▶ _Work order_: Lines from the listing below that contain the string "stature" are to be reported.

▶ _Data provided_:

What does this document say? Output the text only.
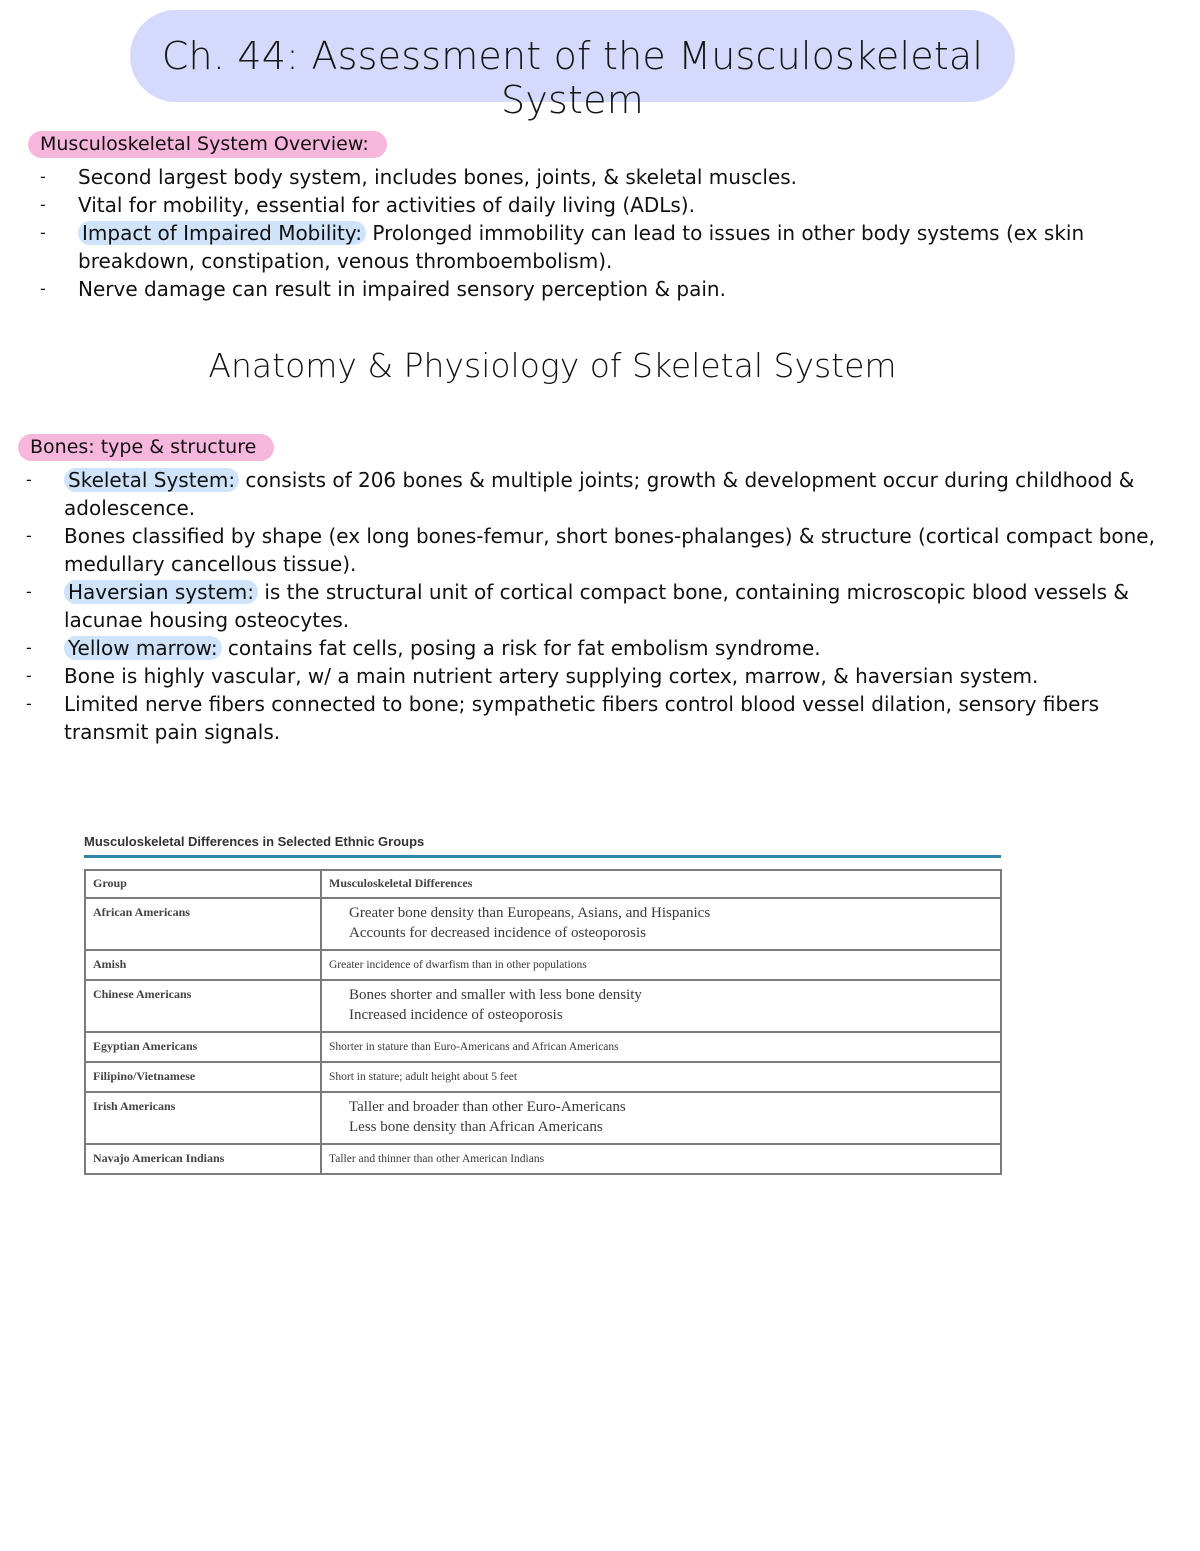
Ch. 44: Assessment of the Musculoskeletal System
Musculoskeletal System Overview:
- Second largest body system, includes bones, joints, & skeletal muscles.
- Vital for mobility, essential for activities of daily living (ADLs).
- Impact of Impaired Mobility: Prolonged immobility can lead to issues in other body systems (ex skin breakdown, constipation, venous thromboembolism).
- Nerve damage can result in impaired sensory perception & pain.
Anatomy & Physiology of Skeletal System
Bones: type & structure
- Skeletal System: consists of 206 bones & multiple joints; growth & development occur during childhood & adolescence.
- Bones classified by shape (ex long bones-femur, short bones-phalanges) & structure (cortical compact bone, medullary cancellous tissue).
- Haversian system: is the structural unit of cortical compact bone, containing microscopic blood vessels & lacunae housing osteocytes.
- Yellow marrow: contains fat cells, posing a risk for fat embolism syndrome.
- Bone is highly vascular, w/ a main nutrient artery supplying cortex, marrow, & haversian system.
- Limited nerve fibers connected to bone; sympathetic fibers control blood vessel dilation, sensory fibers transmit pain signals.
Musculoskeletal Differences in Selected Ethnic Groups
Group	Musculoskeletal Differences
African Americans	Greater bone density than Europeans, Asians, and Hispanics
Accounts for decreased incidence of osteoporosis

Amish	Greater incidence of dwarfism than in other populations

Chinese Americans	Bones shorter and smaller with less bone density
Increased incidence of osteoporosis

Egyptian Americans	Shorter in stature than Euro-Americans and African Americans

Filipino/Vietnamese	Short in stature; adult height about 5 feet

Irish Americans	Taller and broader than other Euro-Americans
Less bone density than African Americans

Navajo American Indians	Taller and thinner than other American Indians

▶ _Answer to the problem_:
Egyptian Americans	Shorter in stature than Euro-Americans and African Americans
Filipino/Vietnamese	Short in stature; adult height about 5 feet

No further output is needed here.